- **ASSIGNMENT**
This calls for a word-for-word copy of all the data, with each picture removed.

- **DATA FOR THIS TASK**
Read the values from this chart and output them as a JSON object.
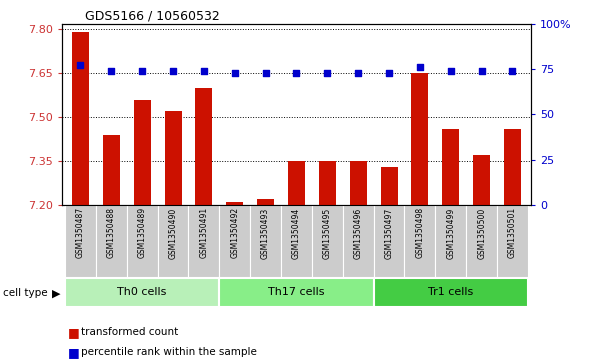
{
  "title": "GDS5166 / 10560532",
  "samples": [
    "GSM1350487",
    "GSM1350488",
    "GSM1350489",
    "GSM1350490",
    "GSM1350491",
    "GSM1350492",
    "GSM1350493",
    "GSM1350494",
    "GSM1350495",
    "GSM1350496",
    "GSM1350497",
    "GSM1350498",
    "GSM1350499",
    "GSM1350500",
    "GSM1350501"
  ],
  "transformed_count": [
    7.79,
    7.44,
    7.56,
    7.52,
    7.6,
    7.21,
    7.22,
    7.35,
    7.35,
    7.35,
    7.33,
    7.65,
    7.46,
    7.37,
    7.46
  ],
  "percentile_rank": [
    77,
    74,
    74,
    74,
    74,
    73,
    73,
    73,
    73,
    73,
    73,
    76,
    74,
    74,
    74
  ],
  "cell_type_groups": [
    {
      "label": "Th0 cells",
      "start": 0,
      "end": 5,
      "color": "#b8f0b8"
    },
    {
      "label": "Th17 cells",
      "start": 5,
      "end": 10,
      "color": "#88ee88"
    },
    {
      "label": "Tr1 cells",
      "start": 10,
      "end": 15,
      "color": "#44cc44"
    }
  ],
  "ylim_left": [
    7.2,
    7.82
  ],
  "ylim_right": [
    0,
    100
  ],
  "yticks_left": [
    7.2,
    7.35,
    7.5,
    7.65,
    7.8
  ],
  "yticks_right": [
    0,
    25,
    50,
    75,
    100
  ],
  "bar_color": "#cc1100",
  "dot_color": "#0000cc",
  "bar_bottom": 7.2,
  "label_bg_color": "#cccccc",
  "legend_labels": [
    "transformed count",
    "percentile rank within the sample"
  ],
  "legend_colors": [
    "#cc1100",
    "#0000cc"
  ],
  "left_tick_color": "#cc3333",
  "right_tick_color": "#0000cc"
}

- **SOLUTION TO THIS PROBLEM**
Read the values from this chart and output them as a JSON object.
{
  "title": "GDS5166 / 10560532",
  "samples": [
    "GSM1350487",
    "GSM1350488",
    "GSM1350489",
    "GSM1350490",
    "GSM1350491",
    "GSM1350492",
    "GSM1350493",
    "GSM1350494",
    "GSM1350495",
    "GSM1350496",
    "GSM1350497",
    "GSM1350498",
    "GSM1350499",
    "GSM1350500",
    "GSM1350501"
  ],
  "transformed_count": [
    7.79,
    7.44,
    7.56,
    7.52,
    7.6,
    7.21,
    7.22,
    7.35,
    7.35,
    7.35,
    7.33,
    7.65,
    7.46,
    7.37,
    7.46
  ],
  "percentile_rank": [
    77,
    74,
    74,
    74,
    74,
    73,
    73,
    73,
    73,
    73,
    73,
    76,
    74,
    74,
    74
  ],
  "cell_type_groups": [
    {
      "label": "Th0 cells",
      "start": 0,
      "end": 5,
      "color": "#b8f0b8"
    },
    {
      "label": "Th17 cells",
      "start": 5,
      "end": 10,
      "color": "#88ee88"
    },
    {
      "label": "Tr1 cells",
      "start": 10,
      "end": 15,
      "color": "#44cc44"
    }
  ],
  "ylim_left": [
    7.2,
    7.82
  ],
  "ylim_right": [
    0,
    100
  ],
  "yticks_left": [
    7.2,
    7.35,
    7.5,
    7.65,
    7.8
  ],
  "yticks_right": [
    0,
    25,
    50,
    75,
    100
  ],
  "bar_color": "#cc1100",
  "dot_color": "#0000cc",
  "bar_bottom": 7.2,
  "label_bg_color": "#cccccc",
  "legend_labels": [
    "transformed count",
    "percentile rank within the sample"
  ],
  "legend_colors": [
    "#cc1100",
    "#0000cc"
  ],
  "left_tick_color": "#cc3333",
  "right_tick_color": "#0000cc"
}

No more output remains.